[Figure dataset records]
▬▬▬▬▬▬▬▬▬▬
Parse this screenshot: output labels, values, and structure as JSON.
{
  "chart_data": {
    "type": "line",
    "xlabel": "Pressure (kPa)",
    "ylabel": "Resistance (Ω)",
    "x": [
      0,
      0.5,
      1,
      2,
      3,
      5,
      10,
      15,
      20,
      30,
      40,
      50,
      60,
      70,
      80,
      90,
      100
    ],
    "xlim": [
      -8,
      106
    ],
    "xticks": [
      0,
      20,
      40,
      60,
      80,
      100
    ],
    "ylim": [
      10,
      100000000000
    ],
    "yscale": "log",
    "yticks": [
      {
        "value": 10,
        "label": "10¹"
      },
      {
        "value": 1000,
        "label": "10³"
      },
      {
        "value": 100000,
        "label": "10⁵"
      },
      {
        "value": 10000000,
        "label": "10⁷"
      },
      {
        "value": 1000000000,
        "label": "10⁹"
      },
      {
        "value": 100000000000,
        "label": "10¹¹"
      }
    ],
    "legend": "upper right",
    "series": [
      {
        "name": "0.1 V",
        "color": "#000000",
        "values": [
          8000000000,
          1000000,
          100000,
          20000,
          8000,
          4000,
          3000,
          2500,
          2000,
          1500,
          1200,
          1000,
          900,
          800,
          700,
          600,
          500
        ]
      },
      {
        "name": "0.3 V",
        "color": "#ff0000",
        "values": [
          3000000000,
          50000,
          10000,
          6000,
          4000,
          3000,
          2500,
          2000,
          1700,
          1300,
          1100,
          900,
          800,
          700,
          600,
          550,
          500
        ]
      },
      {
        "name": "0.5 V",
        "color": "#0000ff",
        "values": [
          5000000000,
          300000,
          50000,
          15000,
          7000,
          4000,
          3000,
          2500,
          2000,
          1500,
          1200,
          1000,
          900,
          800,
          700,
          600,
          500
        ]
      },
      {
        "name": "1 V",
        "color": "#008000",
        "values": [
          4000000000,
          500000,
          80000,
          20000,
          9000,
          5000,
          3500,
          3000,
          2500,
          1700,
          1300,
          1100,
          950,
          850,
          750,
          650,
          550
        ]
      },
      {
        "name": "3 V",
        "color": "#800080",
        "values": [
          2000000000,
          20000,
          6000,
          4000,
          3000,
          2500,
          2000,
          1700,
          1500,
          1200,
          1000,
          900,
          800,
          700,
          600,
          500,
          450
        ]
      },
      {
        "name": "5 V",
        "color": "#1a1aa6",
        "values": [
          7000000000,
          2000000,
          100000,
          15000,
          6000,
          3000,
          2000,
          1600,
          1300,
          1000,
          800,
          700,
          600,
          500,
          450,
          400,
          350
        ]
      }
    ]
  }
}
▬▬▬▬▬▬▬▬▬▬
TASK REQUIREMENTS: Output the records exactly, including every line.

FINAL ANSWER:
Parse this screenshot: output labels, values, and structure as JSON.
{
  "chart_data": {
    "type": "line",
    "xlabel": "Pressure (kPa)",
    "ylabel": "Resistance (Ω)",
    "x": [
      0,
      0.5,
      1,
      2,
      3,
      5,
      10,
      15,
      20,
      30,
      40,
      50,
      60,
      70,
      80,
      90,
      100
    ],
    "xlim": [
      -8,
      106
    ],
    "xticks": [
      0,
      20,
      40,
      60,
      80,
      100
    ],
    "ylim": [
      10,
      100000000000
    ],
    "yscale": "log",
    "yticks": [
      {
        "value": 10,
        "label": "10¹"
      },
      {
        "value": 1000,
        "label": "10³"
      },
      {
        "value": 100000,
        "label": "10⁵"
      },
      {
        "value": 10000000,
        "label": "10⁷"
      },
      {
        "value": 1000000000,
        "label": "10⁹"
      },
      {
        "value": 100000000000,
        "label": "10¹¹"
      }
    ],
    "legend": "upper right",
    "series": [
      {
        "name": "0.1 V",
        "color": "#000000",
        "values": [
          8000000000,
          1000000,
          100000,
          20000,
          8000,
          4000,
          3000,
          2500,
          2000,
          1500,
          1200,
          1000,
          900,
          800,
          700,
          600,
          500
        ]
      },
      {
        "name": "0.3 V",
        "color": "#ff0000",
        "values": [
          3000000000,
          50000,
          10000,
          6000,
          4000,
          3000,
          2500,
          2000,
          1700,
          1300,
          1100,
          900,
          800,
          700,
          600,
          550,
          500
        ]
      },
      {
        "name": "0.5 V",
        "color": "#0000ff",
        "values": [
          5000000000,
          300000,
          50000,
          15000,
          7000,
          4000,
          3000,
          2500,
          2000,
          1500,
          1200,
          1000,
          900,
          800,
          700,
          600,
          500
        ]
      },
      {
        "name": "1 V",
        "color": "#008000",
        "values": [
          4000000000,
          500000,
          80000,
          20000,
          9000,
          5000,
          3500,
          3000,
          2500,
          1700,
          1300,
          1100,
          950,
          850,
          750,
          650,
          550
        ]
      },
      {
        "name": "3 V",
        "color": "#800080",
        "values": [
          2000000000,
          20000,
          6000,
          4000,
          3000,
          2500,
          2000,
          1700,
          1500,
          1200,
          1000,
          900,
          800,
          700,
          600,
          500,
          450
        ]
      },
      {
        "name": "5 V",
        "color": "#1a1aa6",
        "values": [
          7000000000,
          2000000,
          100000,
          15000,
          6000,
          3000,
          2000,
          1600,
          1300,
          1000,
          800,
          700,
          600,
          500,
          450,
          400,
          350
        ]
      }
    ]
  }
}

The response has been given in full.